- EXERCISE OBJECTIVE: Copy each line of the data below in which the word "name" can be found.

══════════════════════════════

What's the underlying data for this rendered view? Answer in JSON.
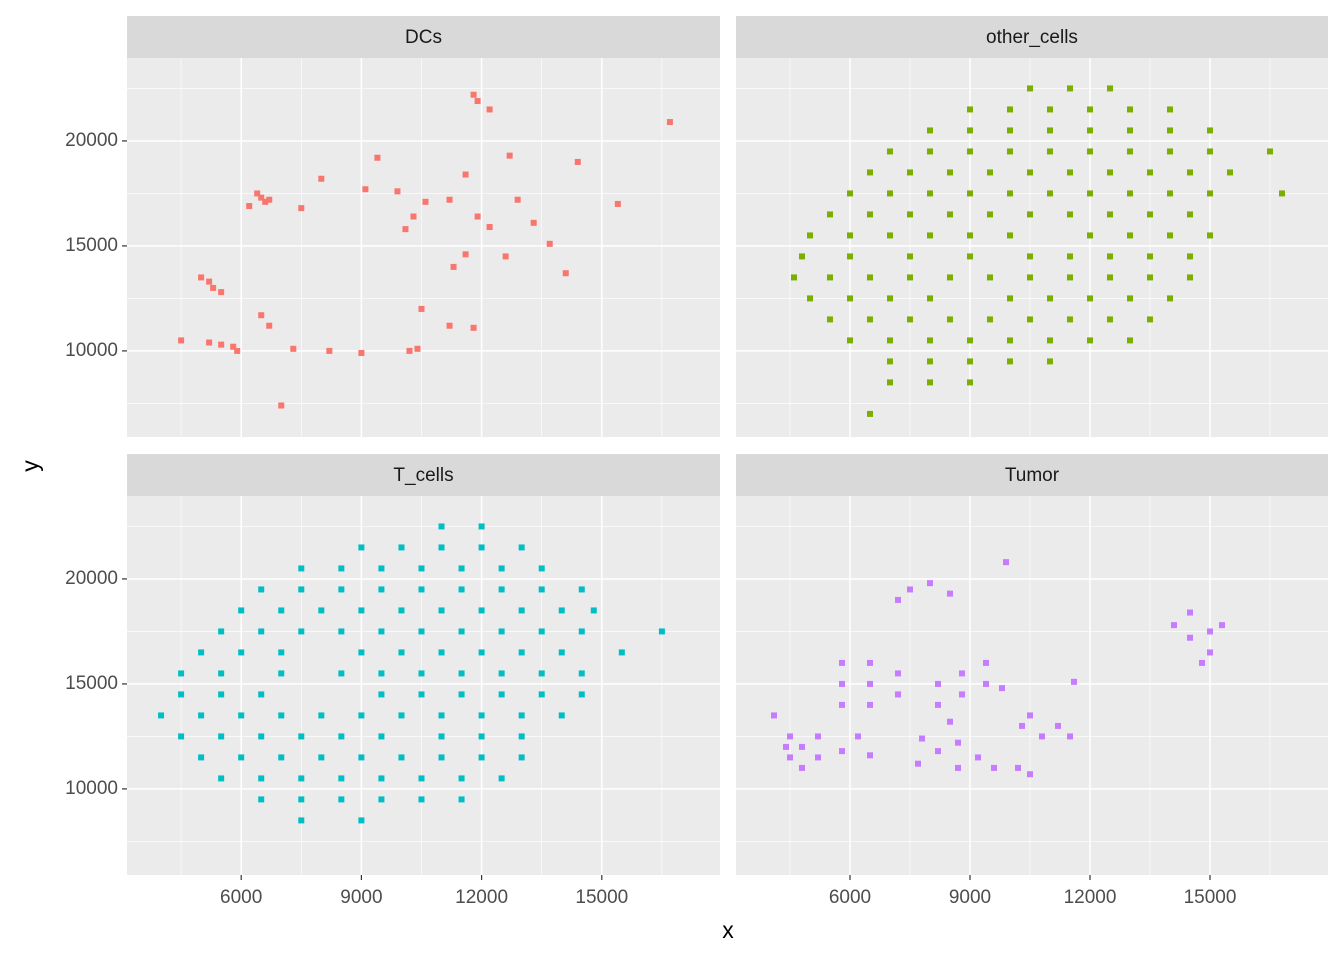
{
  "chart_data": {
    "type": "scatter",
    "xlabel": "x",
    "ylabel": "y",
    "xlim": [
      3150,
      17950
    ],
    "ylim": [
      5900,
      23950
    ],
    "xticks": [
      6000,
      9000,
      12000,
      15000
    ],
    "yticks": [
      10000,
      15000,
      20000
    ],
    "xminorticks": [
      4500,
      7500,
      10500,
      13500,
      16500
    ],
    "yminorticks": [
      7500,
      12500,
      17500,
      22500
    ],
    "grid": true,
    "series": [
      {
        "name": "DCs",
        "color": "#F8766D",
        "x": [
          5200,
          5000,
          5300,
          5500,
          5200,
          5500,
          5800,
          5900,
          4500,
          6200,
          6500,
          6600,
          6400,
          6700,
          6500,
          6700,
          7300,
          8200,
          9000,
          10200,
          10400,
          7500,
          8000,
          9100,
          9400,
          9900,
          10100,
          10300,
          10600,
          11200,
          11600,
          11900,
          12200,
          12700,
          12900,
          13300,
          13700,
          14100,
          14400,
          15400,
          16700,
          11800,
          11300,
          11600,
          12600,
          11200,
          11800,
          10500,
          7000,
          12200,
          11900
        ],
        "y": [
          13300,
          13500,
          13000,
          12800,
          10400,
          10300,
          10200,
          10000,
          10500,
          16900,
          17300,
          17100,
          17500,
          17200,
          11700,
          11200,
          10100,
          10000,
          9900,
          10000,
          10100,
          16800,
          18200,
          17700,
          19200,
          17600,
          15800,
          16400,
          17100,
          17200,
          18400,
          16400,
          15900,
          19300,
          17200,
          16100,
          15100,
          13700,
          19000,
          17000,
          20900,
          22200,
          14000,
          14600,
          14500,
          11200,
          11100,
          12000,
          7400,
          21500,
          21900
        ]
      },
      {
        "name": "other_cells",
        "color": "#7CAE00",
        "x": [
          10500,
          11500,
          12500,
          9000,
          10000,
          11000,
          12000,
          13000,
          14000,
          8000,
          9000,
          10000,
          11000,
          12000,
          13000,
          14000,
          15000,
          7000,
          8000,
          9000,
          10000,
          11000,
          12000,
          13000,
          14000,
          15000,
          16500,
          6500,
          7500,
          8500,
          9500,
          10500,
          11500,
          12500,
          13500,
          14500,
          15500,
          6000,
          7000,
          8000,
          9000,
          10000,
          11000,
          12000,
          13000,
          14000,
          15000,
          16800,
          5500,
          6500,
          7500,
          8500,
          9500,
          10500,
          11500,
          12500,
          13500,
          14500,
          5000,
          6000,
          7000,
          8000,
          9000,
          10000,
          12000,
          13000,
          14000,
          15000,
          4800,
          6000,
          7500,
          9000,
          10500,
          11500,
          12500,
          13500,
          14500,
          4600,
          5500,
          6500,
          7500,
          8500,
          9500,
          10500,
          11500,
          12500,
          13500,
          14500,
          5000,
          6000,
          7000,
          8000,
          10000,
          11000,
          12000,
          13000,
          14000,
          5500,
          6500,
          7500,
          8500,
          9500,
          10500,
          11500,
          12500,
          13500,
          6000,
          7000,
          8000,
          9000,
          10000,
          11000,
          12000,
          13000,
          7000,
          8000,
          9000,
          10000,
          11000,
          7000,
          8000,
          9000,
          6500
        ],
        "y": [
          22500,
          22500,
          22500,
          21500,
          21500,
          21500,
          21500,
          21500,
          21500,
          20500,
          20500,
          20500,
          20500,
          20500,
          20500,
          20500,
          20500,
          19500,
          19500,
          19500,
          19500,
          19500,
          19500,
          19500,
          19500,
          19500,
          19500,
          18500,
          18500,
          18500,
          18500,
          18500,
          18500,
          18500,
          18500,
          18500,
          18500,
          17500,
          17500,
          17500,
          17500,
          17500,
          17500,
          17500,
          17500,
          17500,
          17500,
          17500,
          16500,
          16500,
          16500,
          16500,
          16500,
          16500,
          16500,
          16500,
          16500,
          16500,
          15500,
          15500,
          15500,
          15500,
          15500,
          15500,
          15500,
          15500,
          15500,
          15500,
          14500,
          14500,
          14500,
          14500,
          14500,
          14500,
          14500,
          14500,
          14500,
          13500,
          13500,
          13500,
          13500,
          13500,
          13500,
          13500,
          13500,
          13500,
          13500,
          13500,
          12500,
          12500,
          12500,
          12500,
          12500,
          12500,
          12500,
          12500,
          12500,
          11500,
          11500,
          11500,
          11500,
          11500,
          11500,
          11500,
          11500,
          11500,
          10500,
          10500,
          10500,
          10500,
          10500,
          10500,
          10500,
          10500,
          9500,
          9500,
          9500,
          9500,
          9500,
          8500,
          8500,
          8500,
          7000
        ]
      },
      {
        "name": "T_cells",
        "color": "#00BFC4",
        "x": [
          11000,
          12000,
          9000,
          10000,
          11000,
          12000,
          13000,
          7500,
          8500,
          9500,
          10500,
          11500,
          12500,
          13500,
          6500,
          7500,
          8500,
          9500,
          10500,
          11500,
          12500,
          13500,
          14500,
          6000,
          7000,
          8000,
          9000,
          10000,
          11000,
          12000,
          13000,
          14000,
          14800,
          5500,
          6500,
          7500,
          8500,
          9500,
          10500,
          11500,
          12500,
          13500,
          14500,
          16500,
          5000,
          6000,
          7000,
          9000,
          10000,
          11000,
          12000,
          13000,
          14000,
          15500,
          4500,
          5500,
          7000,
          8500,
          9500,
          10500,
          11500,
          12500,
          13500,
          14500,
          4500,
          5500,
          6500,
          9500,
          10500,
          11500,
          12500,
          13500,
          14500,
          4000,
          5000,
          6000,
          7000,
          8000,
          9000,
          10000,
          11000,
          12000,
          13000,
          14000,
          4500,
          5500,
          6500,
          7500,
          8500,
          9500,
          11000,
          12000,
          13000,
          5000,
          6000,
          7000,
          8000,
          9000,
          10000,
          11000,
          12000,
          13000,
          5500,
          6500,
          7500,
          8500,
          9500,
          10500,
          11500,
          12500,
          6500,
          7500,
          8500,
          9500,
          10500,
          11500,
          7500,
          9000
        ],
        "y": [
          22500,
          22500,
          21500,
          21500,
          21500,
          21500,
          21500,
          20500,
          20500,
          20500,
          20500,
          20500,
          20500,
          20500,
          19500,
          19500,
          19500,
          19500,
          19500,
          19500,
          19500,
          19500,
          19500,
          18500,
          18500,
          18500,
          18500,
          18500,
          18500,
          18500,
          18500,
          18500,
          18500,
          17500,
          17500,
          17500,
          17500,
          17500,
          17500,
          17500,
          17500,
          17500,
          17500,
          17500,
          16500,
          16500,
          16500,
          16500,
          16500,
          16500,
          16500,
          16500,
          16500,
          16500,
          15500,
          15500,
          15500,
          15500,
          15500,
          15500,
          15500,
          15500,
          15500,
          15500,
          14500,
          14500,
          14500,
          14500,
          14500,
          14500,
          14500,
          14500,
          14500,
          13500,
          13500,
          13500,
          13500,
          13500,
          13500,
          13500,
          13500,
          13500,
          13500,
          13500,
          12500,
          12500,
          12500,
          12500,
          12500,
          12500,
          12500,
          12500,
          12500,
          11500,
          11500,
          11500,
          11500,
          11500,
          11500,
          11500,
          11500,
          11500,
          10500,
          10500,
          10500,
          10500,
          10500,
          10500,
          10500,
          10500,
          9500,
          9500,
          9500,
          9500,
          9500,
          9500,
          8500,
          8500
        ]
      },
      {
        "name": "Tumor",
        "color": "#C77CFF",
        "x": [
          4500,
          4500,
          5200,
          5200,
          4800,
          4800,
          4400,
          5800,
          6200,
          6500,
          5800,
          5800,
          5800,
          6500,
          6500,
          6500,
          7200,
          7200,
          7500,
          8000,
          8500,
          7200,
          8200,
          8200,
          8800,
          8800,
          9400,
          9400,
          9800,
          8500,
          7700,
          8200,
          8700,
          8700,
          9200,
          9600,
          7800,
          10300,
          10800,
          11200,
          10500,
          11500,
          10200,
          10500,
          14100,
          14500,
          14500,
          15000,
          15000,
          15300,
          14800,
          11600,
          9900,
          4100
        ],
        "y": [
          11500,
          12500,
          11500,
          12500,
          11000,
          12000,
          12000,
          11800,
          12500,
          11600,
          14000,
          15000,
          16000,
          14000,
          15000,
          16000,
          14500,
          15500,
          19500,
          19800,
          19300,
          19000,
          14000,
          15000,
          14500,
          15500,
          15000,
          16000,
          14800,
          13200,
          11200,
          11800,
          11000,
          12200,
          11500,
          11000,
          12400,
          13000,
          12500,
          13000,
          13500,
          12500,
          11000,
          10700,
          17800,
          17200,
          18400,
          17500,
          16500,
          17800,
          16000,
          15100,
          20800,
          13500
        ]
      }
    ]
  }
}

══════════════════════════════

- EXERCISE RESULT:
        "name": "DCs",
        "name": "other_cells",
        "name": "T_cells",
        "name": "Tumor",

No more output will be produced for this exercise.